WHAT IS EXPECTED:
Reproduce every line of the records below word for word, omitting the lines that stand for pictures.

[Begin TASK MATERIAL]

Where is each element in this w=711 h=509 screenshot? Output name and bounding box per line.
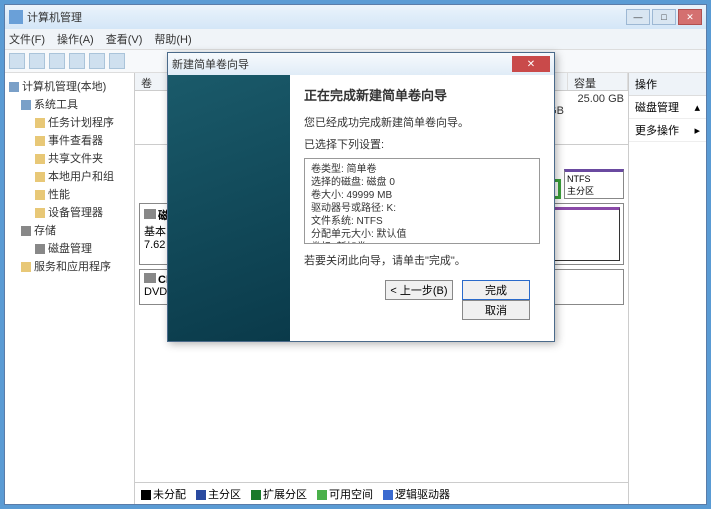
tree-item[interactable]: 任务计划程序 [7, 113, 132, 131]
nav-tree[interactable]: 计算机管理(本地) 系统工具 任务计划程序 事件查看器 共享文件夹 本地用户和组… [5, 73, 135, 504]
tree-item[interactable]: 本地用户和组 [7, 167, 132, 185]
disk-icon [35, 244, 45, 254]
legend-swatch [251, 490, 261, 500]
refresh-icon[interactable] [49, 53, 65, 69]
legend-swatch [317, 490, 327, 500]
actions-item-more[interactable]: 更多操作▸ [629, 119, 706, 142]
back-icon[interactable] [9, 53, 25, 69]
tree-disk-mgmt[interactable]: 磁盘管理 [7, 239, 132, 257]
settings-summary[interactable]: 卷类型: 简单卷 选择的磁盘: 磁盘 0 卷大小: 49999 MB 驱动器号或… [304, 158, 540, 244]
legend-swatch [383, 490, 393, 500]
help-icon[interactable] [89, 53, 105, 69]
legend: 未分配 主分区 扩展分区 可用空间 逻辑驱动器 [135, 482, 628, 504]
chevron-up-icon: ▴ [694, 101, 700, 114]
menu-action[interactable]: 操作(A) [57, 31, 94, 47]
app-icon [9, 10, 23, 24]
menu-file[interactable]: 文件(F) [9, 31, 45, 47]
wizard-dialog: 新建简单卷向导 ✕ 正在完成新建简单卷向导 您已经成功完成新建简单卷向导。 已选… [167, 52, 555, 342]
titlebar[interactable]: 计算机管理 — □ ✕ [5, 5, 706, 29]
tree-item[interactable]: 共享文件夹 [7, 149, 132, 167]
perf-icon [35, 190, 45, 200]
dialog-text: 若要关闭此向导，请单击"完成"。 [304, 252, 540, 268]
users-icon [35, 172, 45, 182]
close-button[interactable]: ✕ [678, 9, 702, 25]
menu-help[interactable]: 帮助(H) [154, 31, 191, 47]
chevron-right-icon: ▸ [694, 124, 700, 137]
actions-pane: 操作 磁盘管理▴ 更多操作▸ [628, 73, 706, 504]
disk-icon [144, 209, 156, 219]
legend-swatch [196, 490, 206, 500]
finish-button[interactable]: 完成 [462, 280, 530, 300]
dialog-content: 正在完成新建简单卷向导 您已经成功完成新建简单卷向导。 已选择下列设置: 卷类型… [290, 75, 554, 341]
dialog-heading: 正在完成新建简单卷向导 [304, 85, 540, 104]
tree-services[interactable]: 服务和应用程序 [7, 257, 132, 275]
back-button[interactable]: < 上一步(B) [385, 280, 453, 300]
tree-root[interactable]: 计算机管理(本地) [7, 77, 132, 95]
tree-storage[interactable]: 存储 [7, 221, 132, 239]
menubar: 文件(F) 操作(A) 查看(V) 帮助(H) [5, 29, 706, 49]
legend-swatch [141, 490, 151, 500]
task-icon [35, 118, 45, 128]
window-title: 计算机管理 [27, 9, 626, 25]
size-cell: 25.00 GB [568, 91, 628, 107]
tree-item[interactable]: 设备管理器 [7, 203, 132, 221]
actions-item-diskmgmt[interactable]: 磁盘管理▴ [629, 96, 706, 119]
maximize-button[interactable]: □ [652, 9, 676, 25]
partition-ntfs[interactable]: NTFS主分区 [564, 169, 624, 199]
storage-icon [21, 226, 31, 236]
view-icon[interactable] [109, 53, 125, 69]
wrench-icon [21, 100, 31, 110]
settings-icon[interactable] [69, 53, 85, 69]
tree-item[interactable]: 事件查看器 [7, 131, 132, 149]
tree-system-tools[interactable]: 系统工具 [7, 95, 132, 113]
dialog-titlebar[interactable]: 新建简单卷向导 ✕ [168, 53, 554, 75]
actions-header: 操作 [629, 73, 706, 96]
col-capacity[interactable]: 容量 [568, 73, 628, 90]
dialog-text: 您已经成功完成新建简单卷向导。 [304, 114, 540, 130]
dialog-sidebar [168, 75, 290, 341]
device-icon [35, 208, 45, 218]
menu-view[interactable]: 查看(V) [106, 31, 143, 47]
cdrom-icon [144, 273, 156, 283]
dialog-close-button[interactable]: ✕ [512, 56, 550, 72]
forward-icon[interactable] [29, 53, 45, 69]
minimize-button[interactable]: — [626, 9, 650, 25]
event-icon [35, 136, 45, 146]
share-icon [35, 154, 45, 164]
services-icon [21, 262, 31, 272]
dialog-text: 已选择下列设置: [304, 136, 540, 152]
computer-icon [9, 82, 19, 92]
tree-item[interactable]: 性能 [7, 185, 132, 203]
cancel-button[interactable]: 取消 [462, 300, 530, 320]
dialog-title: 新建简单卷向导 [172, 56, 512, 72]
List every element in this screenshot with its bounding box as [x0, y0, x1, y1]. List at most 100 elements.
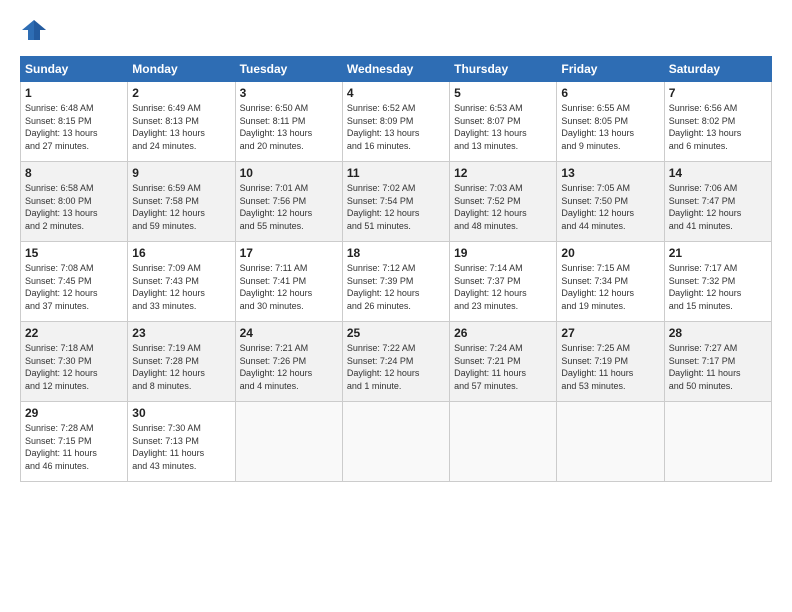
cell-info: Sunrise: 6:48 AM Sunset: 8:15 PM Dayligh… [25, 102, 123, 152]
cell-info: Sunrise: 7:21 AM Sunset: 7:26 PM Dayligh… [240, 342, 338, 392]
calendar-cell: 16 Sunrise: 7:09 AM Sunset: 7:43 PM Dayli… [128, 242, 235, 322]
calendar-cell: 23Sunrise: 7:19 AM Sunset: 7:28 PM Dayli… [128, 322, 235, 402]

[End TASK MATERIAL]

WRITTEN SOLUTION:
Where is each element in this w=711 h=509 screenshot? Output name and bounding box per line.
tree-item[interactable]: 任务计划程序 [7, 113, 132, 131]
nav-tree[interactable]: 计算机管理(本地) 系统工具 任务计划程序 事件查看器 共享文件夹 本地用户和组… [5, 73, 135, 504]
tree-item[interactable]: 本地用户和组 [7, 167, 132, 185]
disk-icon [35, 244, 45, 254]
legend-swatch [251, 490, 261, 500]
refresh-icon[interactable] [49, 53, 65, 69]
legend-swatch [317, 490, 327, 500]
actions-item-more[interactable]: 更多操作▸ [629, 119, 706, 142]
back-icon[interactable] [9, 53, 25, 69]
tree-disk-mgmt[interactable]: 磁盘管理 [7, 239, 132, 257]
settings-summary[interactable]: 卷类型: 简单卷 选择的磁盘: 磁盘 0 卷大小: 49999 MB 驱动器号或… [304, 158, 540, 244]
legend-swatch [383, 490, 393, 500]
help-icon[interactable] [89, 53, 105, 69]
legend: 未分配 主分区 扩展分区 可用空间 逻辑驱动器 [135, 482, 628, 504]
chevron-up-icon: ▴ [694, 101, 700, 114]
menu-action[interactable]: 操作(A) [57, 31, 94, 47]
app-icon [9, 10, 23, 24]
menu-file[interactable]: 文件(F) [9, 31, 45, 47]
wizard-dialog: 新建简单卷向导 ✕ 正在完成新建简单卷向导 您已经成功完成新建简单卷向导。 已选… [167, 52, 555, 342]
titlebar[interactable]: 计算机管理 — □ ✕ [5, 5, 706, 29]
tree-item[interactable]: 共享文件夹 [7, 149, 132, 167]
perf-icon [35, 190, 45, 200]
dialog-text: 若要关闭此向导，请单击"完成"。 [304, 252, 540, 268]
users-icon [35, 172, 45, 182]
close-button[interactable]: ✕ [678, 9, 702, 25]
menu-help[interactable]: 帮助(H) [154, 31, 191, 47]
chevron-right-icon: ▸ [694, 124, 700, 137]
actions-pane: 操作 磁盘管理▴ 更多操作▸ [628, 73, 706, 504]
disk-icon [144, 209, 156, 219]
legend-swatch [196, 490, 206, 500]
finish-button[interactable]: 完成 [462, 280, 530, 300]
dialog-content: 正在完成新建简单卷向导 您已经成功完成新建简单卷向导。 已选择下列设置: 卷类型… [290, 75, 554, 341]
dialog-heading: 正在完成新建简单卷向导 [304, 85, 540, 104]
tree-services[interactable]: 服务和应用程序 [7, 257, 132, 275]
back-button[interactable]: < 上一步(B) [385, 280, 453, 300]
tree-root[interactable]: 计算机管理(本地) [7, 77, 132, 95]
tree-storage[interactable]: 存储 [7, 221, 132, 239]
menubar: 文件(F) 操作(A) 查看(V) 帮助(H) [5, 29, 706, 49]
legend-swatch [141, 490, 151, 500]
task-icon [35, 118, 45, 128]
window-title: 计算机管理 [27, 9, 626, 25]
size-cell: 25.00 GB [568, 91, 628, 107]
tree-item[interactable]: 设备管理器 [7, 203, 132, 221]
actions-item-diskmgmt[interactable]: 磁盘管理▴ [629, 96, 706, 119]
maximize-button[interactable]: □ [652, 9, 676, 25]
partition-ntfs[interactable]: NTFS主分区 [564, 169, 624, 199]
storage-icon [21, 226, 31, 236]
view-icon[interactable] [109, 53, 125, 69]
wrench-icon [21, 100, 31, 110]
settings-icon[interactable] [69, 53, 85, 69]
tree-item[interactable]: 事件查看器 [7, 131, 132, 149]
tree-system-tools[interactable]: 系统工具 [7, 95, 132, 113]
dialog-titlebar[interactable]: 新建简单卷向导 ✕ [168, 53, 554, 75]
actions-header: 操作 [629, 73, 706, 96]
col-capacity[interactable]: 容量 [568, 73, 628, 90]
dialog-text: 您已经成功完成新建简单卷向导。 [304, 114, 540, 130]
dialog-sidebar [168, 75, 290, 341]
device-icon [35, 208, 45, 218]
menu-view[interactable]: 查看(V) [106, 31, 143, 47]
cdrom-icon [144, 273, 156, 283]
dialog-close-button[interactable]: ✕ [512, 56, 550, 72]
forward-icon[interactable] [29, 53, 45, 69]
minimize-button[interactable]: — [626, 9, 650, 25]
event-icon [35, 136, 45, 146]
share-icon [35, 154, 45, 164]
services-icon [21, 262, 31, 272]
dialog-text: 已选择下列设置: [304, 136, 540, 152]
computer-icon [9, 82, 19, 92]
tree-item[interactable]: 性能 [7, 185, 132, 203]
cancel-button[interactable]: 取消 [462, 300, 530, 320]
dialog-title: 新建简单卷向导 [172, 56, 512, 72]
List every element in this screenshot with its bounding box as [x0, y0, x1, y1]. List at most 100 elements.
cell-info: Sunrise: 6:48 AM Sunset: 8:15 PM Dayligh… [25, 102, 123, 152]
cell-info: Sunrise: 7:21 AM Sunset: 7:26 PM Dayligh… [240, 342, 338, 392]
calendar-cell: 16 Sunrise: 7:09 AM Sunset: 7:43 PM Dayli… [128, 242, 235, 322]
calendar-cell: 23Sunrise: 7:19 AM Sunset: 7:28 PM Dayli… [128, 322, 235, 402]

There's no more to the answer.